Exercise directions -
Please condense the paragraph of the MEGF10 figure legend that begins "(A) SAC IPL errors" into a short bulleted list, keeping its main facts.

Given text -
Figure 9 with 1 supplement
Temporal requirements for MEGF10 in SAC IPL stratification and mosaic spacing.

(A) SAC IPL errors (yellow arrowheads) induced by early deletion of Megf10 in Six3-Megf10-cKO mice, but not deletion between P3-5 in Chat-Megf10-cKO mice (see Figure 7—figure supplement 1 for MEGF10 expression in these strains). Blue arrowheads, SAC sublayers. (B) Mosaic spacing phenotype measured at P17 using Voronoi domain regularity index (top graph). Dashed line, index for simulated random SAC arrays. In both Six3 and Chat conditional mutants, SAC positioning is less regular than in controls (ChatCre; Megf10flox/+). Megf10–/– and simulation data from Kay et al. (2012). ns, p=0.6438; **p=0.0023; ***p=2.1×10−6; ****p<1.0×10−6 (one-way ANOVA/Tukey’s post-hoc test). Bottom graph, regularity effects are not due to changes in SAC cell density across genotypes. One-way ANOVA, F(3, 15)=0.6063; p=0.6210. (C) Summary of results from all conditional Megf10 mutant studies (A, B; Figure 7). Loss of MEGF10 while soma-layer arbors are present (i.e. prior to P3) disrupts both SAC mosaic patterning and IPL laminar targeting; this conclusion is based on phenotypes of: (1) germline mutant; (2) Six3-Megf10-cKO mutant; (3) occasional cells in Chat-Megf10-cKO mice that lost MEGF10 prior to P3 (Figure 7F–H). When MEGF10 is lost after P3, as is the case for most Chat-Megf10-cKO SACs (Figure 7—figure supplement 1), only mosaic is disrupted (A,B). Thus, MEGF10 acts at distinct, albeit partially overlapping times, to influence these two distinct SAC developmental events. Error bars, S.E.M. Scale bar, 25 µm.

Records -
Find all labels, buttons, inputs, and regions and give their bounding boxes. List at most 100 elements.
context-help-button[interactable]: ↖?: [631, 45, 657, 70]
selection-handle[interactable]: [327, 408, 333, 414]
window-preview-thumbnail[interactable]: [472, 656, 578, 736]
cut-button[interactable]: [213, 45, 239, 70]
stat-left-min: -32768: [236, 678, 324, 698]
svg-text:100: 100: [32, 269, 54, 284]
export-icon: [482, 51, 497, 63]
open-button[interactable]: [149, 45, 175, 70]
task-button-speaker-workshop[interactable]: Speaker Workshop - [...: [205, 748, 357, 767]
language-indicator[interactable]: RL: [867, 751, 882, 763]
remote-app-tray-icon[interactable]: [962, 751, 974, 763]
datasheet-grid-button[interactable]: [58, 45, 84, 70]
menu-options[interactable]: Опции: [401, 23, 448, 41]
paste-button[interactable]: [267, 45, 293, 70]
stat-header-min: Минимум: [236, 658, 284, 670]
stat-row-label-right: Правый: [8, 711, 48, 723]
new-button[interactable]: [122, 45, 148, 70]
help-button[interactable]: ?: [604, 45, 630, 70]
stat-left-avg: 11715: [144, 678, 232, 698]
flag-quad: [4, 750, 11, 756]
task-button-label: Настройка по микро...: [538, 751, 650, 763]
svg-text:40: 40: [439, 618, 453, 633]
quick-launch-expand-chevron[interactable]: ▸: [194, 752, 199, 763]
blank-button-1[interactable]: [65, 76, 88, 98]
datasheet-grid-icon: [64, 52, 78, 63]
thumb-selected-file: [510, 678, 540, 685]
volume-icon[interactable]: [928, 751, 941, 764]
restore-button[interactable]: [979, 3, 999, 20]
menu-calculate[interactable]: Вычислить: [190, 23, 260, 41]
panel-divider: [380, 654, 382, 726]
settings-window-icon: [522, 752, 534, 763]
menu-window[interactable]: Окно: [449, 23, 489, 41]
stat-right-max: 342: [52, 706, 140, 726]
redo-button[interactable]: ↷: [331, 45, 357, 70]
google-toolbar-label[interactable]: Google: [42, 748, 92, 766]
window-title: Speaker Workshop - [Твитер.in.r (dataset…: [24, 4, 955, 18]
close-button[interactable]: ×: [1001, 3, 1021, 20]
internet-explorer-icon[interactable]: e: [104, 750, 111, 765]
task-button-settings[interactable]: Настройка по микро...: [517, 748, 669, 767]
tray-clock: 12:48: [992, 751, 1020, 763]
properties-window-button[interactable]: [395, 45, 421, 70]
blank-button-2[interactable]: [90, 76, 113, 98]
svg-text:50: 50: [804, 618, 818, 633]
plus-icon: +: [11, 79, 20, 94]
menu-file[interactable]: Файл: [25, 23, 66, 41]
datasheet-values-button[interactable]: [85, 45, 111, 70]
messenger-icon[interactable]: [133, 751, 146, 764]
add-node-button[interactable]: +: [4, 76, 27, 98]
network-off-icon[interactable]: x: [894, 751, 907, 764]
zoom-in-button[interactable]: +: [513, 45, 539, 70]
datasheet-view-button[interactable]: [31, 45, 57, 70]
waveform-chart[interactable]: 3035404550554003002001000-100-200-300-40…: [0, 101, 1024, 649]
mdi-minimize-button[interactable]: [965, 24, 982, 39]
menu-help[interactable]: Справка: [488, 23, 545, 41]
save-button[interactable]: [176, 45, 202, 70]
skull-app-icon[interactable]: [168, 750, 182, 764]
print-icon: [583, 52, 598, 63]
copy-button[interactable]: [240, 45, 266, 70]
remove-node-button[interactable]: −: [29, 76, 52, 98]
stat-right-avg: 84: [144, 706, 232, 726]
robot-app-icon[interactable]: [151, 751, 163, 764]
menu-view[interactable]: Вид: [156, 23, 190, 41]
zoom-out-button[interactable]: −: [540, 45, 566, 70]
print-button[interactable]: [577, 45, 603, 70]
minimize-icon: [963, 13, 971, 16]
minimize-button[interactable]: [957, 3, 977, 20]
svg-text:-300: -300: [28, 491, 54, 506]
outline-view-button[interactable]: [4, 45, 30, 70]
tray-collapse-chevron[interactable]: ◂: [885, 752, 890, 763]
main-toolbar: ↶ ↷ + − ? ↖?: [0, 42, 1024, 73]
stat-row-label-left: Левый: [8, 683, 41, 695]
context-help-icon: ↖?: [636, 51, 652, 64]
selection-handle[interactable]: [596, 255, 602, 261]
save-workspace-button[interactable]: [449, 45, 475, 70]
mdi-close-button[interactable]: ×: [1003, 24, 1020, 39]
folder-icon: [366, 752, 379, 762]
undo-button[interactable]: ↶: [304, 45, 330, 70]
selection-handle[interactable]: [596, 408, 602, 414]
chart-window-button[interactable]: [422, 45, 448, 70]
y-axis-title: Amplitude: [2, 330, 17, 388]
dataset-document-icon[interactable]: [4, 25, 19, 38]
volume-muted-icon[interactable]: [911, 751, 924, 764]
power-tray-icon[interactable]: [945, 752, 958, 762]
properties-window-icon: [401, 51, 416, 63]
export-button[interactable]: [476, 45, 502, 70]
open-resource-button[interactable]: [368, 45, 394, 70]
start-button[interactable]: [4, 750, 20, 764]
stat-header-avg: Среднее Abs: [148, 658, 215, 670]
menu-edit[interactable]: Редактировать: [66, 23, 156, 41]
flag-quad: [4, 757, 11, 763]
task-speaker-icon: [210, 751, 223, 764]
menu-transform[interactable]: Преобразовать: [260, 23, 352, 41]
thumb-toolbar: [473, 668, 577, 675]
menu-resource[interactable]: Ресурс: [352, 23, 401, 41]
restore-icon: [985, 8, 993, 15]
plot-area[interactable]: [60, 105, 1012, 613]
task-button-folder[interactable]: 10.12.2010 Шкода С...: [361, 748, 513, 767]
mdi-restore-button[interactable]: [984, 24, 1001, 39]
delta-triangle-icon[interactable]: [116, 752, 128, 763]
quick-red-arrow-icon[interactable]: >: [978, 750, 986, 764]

Task solution -
- (A) Early deletion of Megf10 in Six3-Megf10-cKO mice causes SAC IPL errors (yellow arrowheads). Deletion between P3-5 in Chat-Megf10-cKO mice does not. Blue arrowheads mark SAC sublayers.
- (B) At P17, the Voronoi domain regularity index shows less regular SAC positioning in both Six3 and Chat conditional mutants than in controls (ChatCre; Megf10flox/+). The dashed line gives the index for simulated random arrays. Megf10–/– and simulation data come from Kay et al. (2012). Statistics used one-way ANOVA with Tukey's post-hoc test.
- (B, bottom graph) SAC cell density does not differ across genotypes (F(3, 15)=0.6063; p=0.6210), so the regularity effects are not due to density changes.
- (C) Losing MEGF10 before P3, while soma-layer arbors are present, disrupts both SAC mosaic patterning and IPL laminar targeting. This is seen in germline mutants, Six3-Megf10-cKO mutants, and occasional Chat-Megf10-cKO cells that lost MEGF10 before P3.
- (C) Losing MEGF10 after P3, as in most Chat-Megf10-cKO SACs, disrupts only the mosaic.
- Conclusion: MEGF10 acts at distinct but partially overlapping times to influence these two SAC developmental events.
- Error bars show S.E.M. The scale bar is 25 µm.